Aim of the task.
Each record below is to be reproduced without any change.

Entries provided.
========

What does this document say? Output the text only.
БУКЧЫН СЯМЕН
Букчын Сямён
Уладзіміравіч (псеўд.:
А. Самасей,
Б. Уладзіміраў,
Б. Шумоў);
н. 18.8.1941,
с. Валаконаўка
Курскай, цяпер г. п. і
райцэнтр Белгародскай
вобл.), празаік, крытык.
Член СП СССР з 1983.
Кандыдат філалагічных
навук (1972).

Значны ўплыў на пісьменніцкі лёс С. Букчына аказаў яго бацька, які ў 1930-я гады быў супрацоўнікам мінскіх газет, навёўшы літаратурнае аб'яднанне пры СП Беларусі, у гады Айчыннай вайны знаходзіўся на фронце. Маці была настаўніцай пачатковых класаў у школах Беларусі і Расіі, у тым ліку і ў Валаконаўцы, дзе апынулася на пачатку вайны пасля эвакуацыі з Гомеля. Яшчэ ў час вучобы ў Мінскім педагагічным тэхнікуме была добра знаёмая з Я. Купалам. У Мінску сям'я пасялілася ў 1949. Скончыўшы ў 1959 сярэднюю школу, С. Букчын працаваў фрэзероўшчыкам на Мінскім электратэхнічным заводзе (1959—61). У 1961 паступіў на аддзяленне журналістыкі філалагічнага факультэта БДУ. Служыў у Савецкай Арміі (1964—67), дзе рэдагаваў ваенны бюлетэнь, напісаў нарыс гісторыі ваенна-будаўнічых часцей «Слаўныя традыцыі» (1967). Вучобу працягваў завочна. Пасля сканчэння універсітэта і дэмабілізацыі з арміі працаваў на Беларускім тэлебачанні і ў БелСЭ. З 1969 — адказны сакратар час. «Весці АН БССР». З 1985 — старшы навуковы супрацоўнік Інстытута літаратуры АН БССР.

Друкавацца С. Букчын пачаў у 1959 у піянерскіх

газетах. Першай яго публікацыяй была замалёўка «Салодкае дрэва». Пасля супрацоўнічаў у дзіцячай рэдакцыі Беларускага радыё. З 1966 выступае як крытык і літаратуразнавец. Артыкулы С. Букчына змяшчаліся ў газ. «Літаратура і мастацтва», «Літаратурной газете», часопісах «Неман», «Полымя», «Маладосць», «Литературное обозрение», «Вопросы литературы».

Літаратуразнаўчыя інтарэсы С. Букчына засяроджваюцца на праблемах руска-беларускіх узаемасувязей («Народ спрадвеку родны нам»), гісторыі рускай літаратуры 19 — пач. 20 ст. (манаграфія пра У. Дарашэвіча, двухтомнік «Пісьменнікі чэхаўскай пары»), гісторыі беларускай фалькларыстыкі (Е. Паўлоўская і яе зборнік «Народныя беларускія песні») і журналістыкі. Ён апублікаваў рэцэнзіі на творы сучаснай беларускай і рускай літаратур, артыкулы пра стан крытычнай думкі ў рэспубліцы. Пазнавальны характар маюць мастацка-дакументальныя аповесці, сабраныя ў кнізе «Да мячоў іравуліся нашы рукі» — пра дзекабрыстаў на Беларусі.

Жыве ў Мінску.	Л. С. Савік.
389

========

Result of this exercise.
What does this document say? Output the text only.
БУКЧЫН СЯМЕН
Букчын Сямён
Уладзіміравіч (псеўд.:
А. Самасей,
Б. Уладзіміраў,
Б. Шумоў);
н. 18.8.1941,
с. Валаконаўка
Курскай, цяпер г. п. і
райцэнтр Белгародскай
вобл.), празаік, крытык.
Член СП СССР з 1983.
Кандыдат філалагічных
навук (1972).

Значны ўплыў на пісьменніцкі лёс С. Букчына аказаў яго бацька, які ў 1930-я гады быў супрацоўнікам мінскіх газет, навёўшы літаратурнае аб'яднанне пры СП Беларусі, у гады Айчыннай вайны знаходзіўся на фронце. Маці была настаўніцай пачатковых класаў у школах Беларусі і Расіі, у тым ліку і ў Валаконаўцы, дзе апынулася на пачатку вайны пасля эвакуацыі з Гомеля. Яшчэ ў час вучобы ў Мінскім педагагічным тэхнікуме была добра знаёмая з Я. Купалам. У Мінску сям'я пасялілася ў 1949. Скончыўшы ў 1959 сярэднюю школу, С. Букчын працаваў фрэзероўшчыкам на Мінскім электратэхнічным заводзе (1959—61). У 1961 паступіў на аддзяленне журналістыкі філалагічнага факультэта БДУ. Служыў у Савецкай Арміі (1964—67), дзе рэдагаваў ваенны бюлетэнь, напісаў нарыс гісторыі ваенна-будаўнічых часцей «Слаўныя традыцыі» (1967). Вучобу працягваў завочна. Пасля сканчэння універсітэта і дэмабілізацыі з арміі працаваў на Беларускім тэлебачанні і ў БелСЭ. З 1969 — адказны сакратар час. «Весці АН БССР». З 1985 — старшы навуковы супрацоўнік Інстытута літаратуры АН БССР.

Друкавацца С. Букчын пачаў у 1959 у піянерскіх

газетах. Першай яго публікацыяй была замалёўка «Салодкае дрэва». Пасля супрацоўнічаў у дзіцячай рэдакцыі Беларускага радыё. З 1966 выступае як крытык і літаратуразнавец. Артыкулы С. Букчына змяшчаліся ў газ. «Літаратура і мастацтва», «Літаратурной газете», часопісах «Неман», «Полымя», «Маладосць», «Литературное обозрение», «Вопросы литературы».

Літаратуразнаўчыя інтарэсы С. Букчына засяроджваюцца на праблемах руска-беларускіх узаемасувязей («Народ спрадвеку родны нам»), гісторыі рускай літаратуры 19 — пач. 20 ст. (манаграфія пра У. Дарашэвіча, двухтомнік «Пісьменнікі чэхаўскай пары»), гісторыі беларускай фалькларыстыкі (Е. Паўлоўская і яе зборнік «Народныя беларускія песні») і журналістыкі. Ён апублікаваў рэцэнзіі на творы сучаснай беларускай і рускай літаратур, артыкулы пра стан крытычнай думкі ў рэспубліцы. Пазнавальны характар маюць мастацка-дакументальныя аповесці, сабраныя ў кнізе «Да мячоў іравуліся нашы рукі» — пра дзекабрыстаў на Беларусі.

Жыве ў Мінску.	Л. С. Савік.
389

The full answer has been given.